Start of DATASET ROWS
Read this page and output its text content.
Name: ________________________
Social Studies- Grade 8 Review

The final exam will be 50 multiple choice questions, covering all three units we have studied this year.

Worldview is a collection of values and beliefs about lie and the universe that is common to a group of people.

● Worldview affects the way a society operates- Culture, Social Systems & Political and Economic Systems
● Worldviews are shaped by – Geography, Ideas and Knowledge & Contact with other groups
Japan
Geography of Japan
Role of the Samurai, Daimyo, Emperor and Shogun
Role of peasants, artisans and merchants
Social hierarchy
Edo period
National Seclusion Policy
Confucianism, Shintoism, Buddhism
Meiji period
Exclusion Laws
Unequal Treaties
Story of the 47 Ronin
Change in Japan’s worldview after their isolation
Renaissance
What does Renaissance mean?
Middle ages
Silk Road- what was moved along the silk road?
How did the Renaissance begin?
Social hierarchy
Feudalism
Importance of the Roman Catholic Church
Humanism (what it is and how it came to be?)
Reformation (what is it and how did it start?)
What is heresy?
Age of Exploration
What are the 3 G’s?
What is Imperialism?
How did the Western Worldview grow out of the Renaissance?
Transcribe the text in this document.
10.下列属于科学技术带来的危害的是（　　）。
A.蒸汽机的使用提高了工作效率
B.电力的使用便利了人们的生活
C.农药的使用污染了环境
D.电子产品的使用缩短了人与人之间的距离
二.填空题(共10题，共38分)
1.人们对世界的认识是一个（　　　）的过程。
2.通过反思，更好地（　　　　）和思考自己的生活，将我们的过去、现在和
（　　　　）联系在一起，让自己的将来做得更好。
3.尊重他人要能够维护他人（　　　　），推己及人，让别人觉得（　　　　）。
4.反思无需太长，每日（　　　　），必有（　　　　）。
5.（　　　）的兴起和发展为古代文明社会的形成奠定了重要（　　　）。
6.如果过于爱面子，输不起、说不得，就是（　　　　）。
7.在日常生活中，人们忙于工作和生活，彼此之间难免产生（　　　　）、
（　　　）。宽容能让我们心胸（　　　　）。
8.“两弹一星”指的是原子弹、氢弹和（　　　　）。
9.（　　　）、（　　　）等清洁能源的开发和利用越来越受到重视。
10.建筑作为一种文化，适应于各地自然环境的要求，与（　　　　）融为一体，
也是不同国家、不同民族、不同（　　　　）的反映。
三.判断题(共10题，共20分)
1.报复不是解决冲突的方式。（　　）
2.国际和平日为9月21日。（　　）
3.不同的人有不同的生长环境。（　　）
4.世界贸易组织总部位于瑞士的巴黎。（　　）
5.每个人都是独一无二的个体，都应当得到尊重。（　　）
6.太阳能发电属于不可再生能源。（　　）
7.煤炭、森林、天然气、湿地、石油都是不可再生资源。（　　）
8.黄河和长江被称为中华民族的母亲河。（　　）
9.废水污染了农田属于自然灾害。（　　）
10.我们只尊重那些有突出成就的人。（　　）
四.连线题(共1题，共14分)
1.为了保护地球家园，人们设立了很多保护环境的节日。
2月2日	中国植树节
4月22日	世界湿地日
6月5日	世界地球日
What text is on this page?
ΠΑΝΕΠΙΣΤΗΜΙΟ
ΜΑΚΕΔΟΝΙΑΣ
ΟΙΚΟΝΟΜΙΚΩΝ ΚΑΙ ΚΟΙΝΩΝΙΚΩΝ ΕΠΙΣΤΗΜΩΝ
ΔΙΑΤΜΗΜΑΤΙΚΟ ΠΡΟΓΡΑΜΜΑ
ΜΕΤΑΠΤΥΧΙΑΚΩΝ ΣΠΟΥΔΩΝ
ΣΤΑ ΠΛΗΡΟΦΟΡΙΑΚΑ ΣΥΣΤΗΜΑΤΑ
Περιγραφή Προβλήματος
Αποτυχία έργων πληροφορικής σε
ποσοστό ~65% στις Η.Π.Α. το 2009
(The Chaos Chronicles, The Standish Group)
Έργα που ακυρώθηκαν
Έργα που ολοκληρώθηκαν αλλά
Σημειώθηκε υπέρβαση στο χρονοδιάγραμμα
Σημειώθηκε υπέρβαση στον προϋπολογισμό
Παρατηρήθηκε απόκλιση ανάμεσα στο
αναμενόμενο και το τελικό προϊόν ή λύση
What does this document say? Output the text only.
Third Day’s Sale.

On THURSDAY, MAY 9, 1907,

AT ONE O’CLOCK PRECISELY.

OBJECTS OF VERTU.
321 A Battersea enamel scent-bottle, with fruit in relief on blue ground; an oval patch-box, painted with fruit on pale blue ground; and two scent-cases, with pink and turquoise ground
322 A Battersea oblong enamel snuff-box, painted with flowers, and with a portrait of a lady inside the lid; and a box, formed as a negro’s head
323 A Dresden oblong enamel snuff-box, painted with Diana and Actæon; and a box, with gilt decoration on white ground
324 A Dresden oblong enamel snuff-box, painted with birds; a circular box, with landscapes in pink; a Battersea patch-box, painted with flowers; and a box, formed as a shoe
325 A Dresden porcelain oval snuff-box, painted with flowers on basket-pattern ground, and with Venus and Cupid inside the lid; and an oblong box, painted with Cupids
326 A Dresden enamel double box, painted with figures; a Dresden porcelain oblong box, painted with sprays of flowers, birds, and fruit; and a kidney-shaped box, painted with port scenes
End of DATASET ROWS
BRIEF:
Only the lines from the one containing "What does this" to the end of the data should be printed, exactly as they stand.

RESPONSE TO THE EXERCISE:
What does this document say? Output the text only.
Third Day’s Sale.

On THURSDAY, MAY 9, 1907,

AT ONE O’CLOCK PRECISELY.

OBJECTS OF VERTU.
321 A Battersea enamel scent-bottle, with fruit in relief on blue ground; an oval patch-box, painted with fruit on pale blue ground; and two scent-cases, with pink and turquoise ground
322 A Battersea oblong enamel snuff-box, painted with flowers, and with a portrait of a lady inside the lid; and a box, formed as a negro’s head
323 A Dresden oblong enamel snuff-box, painted with Diana and Actæon; and a box, with gilt decoration on white ground
324 A Dresden oblong enamel snuff-box, painted with birds; a circular box, with landscapes in pink; a Battersea patch-box, painted with flowers; and a box, formed as a shoe
325 A Dresden porcelain oval snuff-box, painted with flowers on basket-pattern ground, and with Venus and Cupid inside the lid; and an oblong box, painted with Cupids
326 A Dresden enamel double box, painted with figures; a Dresden porcelain oblong box, painted with sprays of flowers, birds, and fruit; and a kidney-shaped box, painted with port scenes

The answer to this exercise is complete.